## [REQUIRED WORK]
Keep only the lines that hold the string "НИКОЛАЙ", filtering out the rest of the entries below.

## [DATA SECTION]

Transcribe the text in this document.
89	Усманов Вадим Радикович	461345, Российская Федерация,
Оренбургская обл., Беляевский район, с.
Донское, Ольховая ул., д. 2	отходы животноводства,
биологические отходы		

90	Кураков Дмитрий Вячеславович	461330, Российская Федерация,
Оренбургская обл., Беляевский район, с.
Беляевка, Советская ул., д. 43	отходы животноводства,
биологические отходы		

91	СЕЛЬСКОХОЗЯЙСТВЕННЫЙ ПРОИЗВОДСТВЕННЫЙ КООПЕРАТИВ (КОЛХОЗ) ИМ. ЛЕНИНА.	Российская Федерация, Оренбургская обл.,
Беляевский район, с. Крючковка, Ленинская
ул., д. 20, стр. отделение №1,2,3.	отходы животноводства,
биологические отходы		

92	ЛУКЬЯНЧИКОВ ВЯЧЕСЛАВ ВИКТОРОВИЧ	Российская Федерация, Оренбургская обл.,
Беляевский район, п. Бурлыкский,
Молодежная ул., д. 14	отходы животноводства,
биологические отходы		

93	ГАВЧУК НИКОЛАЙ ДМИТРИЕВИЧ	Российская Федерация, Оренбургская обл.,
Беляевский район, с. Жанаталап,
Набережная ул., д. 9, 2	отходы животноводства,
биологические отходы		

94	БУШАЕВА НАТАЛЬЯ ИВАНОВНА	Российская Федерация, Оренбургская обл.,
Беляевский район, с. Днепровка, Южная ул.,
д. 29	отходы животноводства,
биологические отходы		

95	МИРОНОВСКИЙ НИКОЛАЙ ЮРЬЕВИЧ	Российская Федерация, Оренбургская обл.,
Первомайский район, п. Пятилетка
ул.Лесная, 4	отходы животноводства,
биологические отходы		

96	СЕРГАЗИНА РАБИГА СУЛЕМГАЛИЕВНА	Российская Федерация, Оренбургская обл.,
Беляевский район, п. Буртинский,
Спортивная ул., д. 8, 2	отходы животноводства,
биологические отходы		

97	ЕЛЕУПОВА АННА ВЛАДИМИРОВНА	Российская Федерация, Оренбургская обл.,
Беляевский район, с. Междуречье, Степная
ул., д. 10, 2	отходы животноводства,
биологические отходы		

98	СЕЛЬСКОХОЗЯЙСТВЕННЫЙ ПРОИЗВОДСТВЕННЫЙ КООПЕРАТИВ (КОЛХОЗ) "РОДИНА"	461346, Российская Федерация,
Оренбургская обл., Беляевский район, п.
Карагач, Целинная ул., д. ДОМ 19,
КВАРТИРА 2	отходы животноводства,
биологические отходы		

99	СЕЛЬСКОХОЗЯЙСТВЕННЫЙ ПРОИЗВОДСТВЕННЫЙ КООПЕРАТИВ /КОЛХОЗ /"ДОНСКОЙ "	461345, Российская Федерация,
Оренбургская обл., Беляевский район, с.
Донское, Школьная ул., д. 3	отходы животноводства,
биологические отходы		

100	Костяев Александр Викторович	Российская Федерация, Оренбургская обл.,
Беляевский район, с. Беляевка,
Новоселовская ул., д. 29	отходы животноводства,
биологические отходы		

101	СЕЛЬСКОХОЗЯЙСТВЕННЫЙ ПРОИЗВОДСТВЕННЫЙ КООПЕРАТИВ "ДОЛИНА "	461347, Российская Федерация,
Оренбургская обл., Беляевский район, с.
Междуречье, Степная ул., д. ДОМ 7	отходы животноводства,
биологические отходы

## [PROBLEM SOLUTION]
93	ГАВЧУК НИКОЛАЙ ДМИТРИЕВИЧ	Российская Федерация, Оренбургская обл.,
95	МИРОНОВСКИЙ НИКОЛАЙ ЮРЬЕВИЧ	Российская Федерация, Оренбургская обл.,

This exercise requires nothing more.